(Records from a collection of figures)
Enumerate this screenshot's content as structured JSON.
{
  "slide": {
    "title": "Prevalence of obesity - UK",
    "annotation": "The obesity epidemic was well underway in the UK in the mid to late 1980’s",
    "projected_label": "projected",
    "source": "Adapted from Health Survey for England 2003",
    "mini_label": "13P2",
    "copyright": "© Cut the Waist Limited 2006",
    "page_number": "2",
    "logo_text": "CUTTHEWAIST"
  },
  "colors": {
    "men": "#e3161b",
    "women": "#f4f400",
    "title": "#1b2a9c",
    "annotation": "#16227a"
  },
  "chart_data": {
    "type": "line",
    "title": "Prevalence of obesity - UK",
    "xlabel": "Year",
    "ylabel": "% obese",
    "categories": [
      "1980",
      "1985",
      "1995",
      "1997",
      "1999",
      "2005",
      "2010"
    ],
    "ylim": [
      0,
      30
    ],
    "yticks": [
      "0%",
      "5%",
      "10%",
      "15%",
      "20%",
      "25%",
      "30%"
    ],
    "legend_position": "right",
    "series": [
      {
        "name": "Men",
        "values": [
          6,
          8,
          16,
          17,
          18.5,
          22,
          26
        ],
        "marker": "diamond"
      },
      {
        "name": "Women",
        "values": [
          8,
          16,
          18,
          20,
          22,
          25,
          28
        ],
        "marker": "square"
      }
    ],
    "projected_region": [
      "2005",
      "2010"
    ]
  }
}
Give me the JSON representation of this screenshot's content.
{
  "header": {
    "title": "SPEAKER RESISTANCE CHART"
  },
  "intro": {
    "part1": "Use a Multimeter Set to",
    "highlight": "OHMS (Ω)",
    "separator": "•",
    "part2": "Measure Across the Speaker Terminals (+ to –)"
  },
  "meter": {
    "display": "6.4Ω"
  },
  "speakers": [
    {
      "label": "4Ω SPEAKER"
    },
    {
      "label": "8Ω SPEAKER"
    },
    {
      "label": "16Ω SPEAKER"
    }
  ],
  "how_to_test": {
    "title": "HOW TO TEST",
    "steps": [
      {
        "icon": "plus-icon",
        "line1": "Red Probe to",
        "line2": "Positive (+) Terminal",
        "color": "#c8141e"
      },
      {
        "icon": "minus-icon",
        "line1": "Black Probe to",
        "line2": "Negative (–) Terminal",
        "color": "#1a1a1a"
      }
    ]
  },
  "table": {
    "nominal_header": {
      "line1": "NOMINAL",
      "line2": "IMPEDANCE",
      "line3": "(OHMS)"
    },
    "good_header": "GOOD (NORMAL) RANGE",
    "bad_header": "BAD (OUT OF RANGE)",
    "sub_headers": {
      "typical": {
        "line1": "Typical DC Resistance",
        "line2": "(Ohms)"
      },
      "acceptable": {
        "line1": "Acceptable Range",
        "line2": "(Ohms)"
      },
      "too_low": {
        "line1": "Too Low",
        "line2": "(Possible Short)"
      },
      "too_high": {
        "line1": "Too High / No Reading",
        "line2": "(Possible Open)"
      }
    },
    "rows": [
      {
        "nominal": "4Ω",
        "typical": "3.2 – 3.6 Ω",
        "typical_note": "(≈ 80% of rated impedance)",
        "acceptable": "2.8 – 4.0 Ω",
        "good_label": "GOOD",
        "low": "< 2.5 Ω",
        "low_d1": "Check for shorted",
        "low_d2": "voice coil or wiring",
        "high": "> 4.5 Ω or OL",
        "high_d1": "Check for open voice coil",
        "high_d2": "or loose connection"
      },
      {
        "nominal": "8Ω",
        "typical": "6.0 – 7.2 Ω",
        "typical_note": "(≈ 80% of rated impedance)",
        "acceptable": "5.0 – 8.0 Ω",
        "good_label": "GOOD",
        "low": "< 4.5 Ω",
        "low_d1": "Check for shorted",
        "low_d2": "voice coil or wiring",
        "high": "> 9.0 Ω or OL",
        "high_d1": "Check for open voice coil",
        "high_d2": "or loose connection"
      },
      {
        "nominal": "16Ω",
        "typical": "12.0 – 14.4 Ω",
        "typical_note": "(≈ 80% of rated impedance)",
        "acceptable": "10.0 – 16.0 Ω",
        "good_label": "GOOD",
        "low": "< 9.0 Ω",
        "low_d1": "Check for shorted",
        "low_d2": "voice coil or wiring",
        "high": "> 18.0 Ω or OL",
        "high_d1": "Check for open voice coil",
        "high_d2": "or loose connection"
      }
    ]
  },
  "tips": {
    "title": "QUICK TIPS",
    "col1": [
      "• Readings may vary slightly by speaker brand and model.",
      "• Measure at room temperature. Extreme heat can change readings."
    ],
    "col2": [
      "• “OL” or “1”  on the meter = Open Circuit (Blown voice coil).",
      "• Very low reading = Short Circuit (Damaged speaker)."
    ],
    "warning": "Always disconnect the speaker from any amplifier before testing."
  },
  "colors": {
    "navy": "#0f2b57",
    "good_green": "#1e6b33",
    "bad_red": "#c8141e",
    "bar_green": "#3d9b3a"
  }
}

### To be done
Spot every line that holds "Possible" and copy it.

### Finished task
        "line2": "(Possible Short)"
        "line2": "(Possible Open)"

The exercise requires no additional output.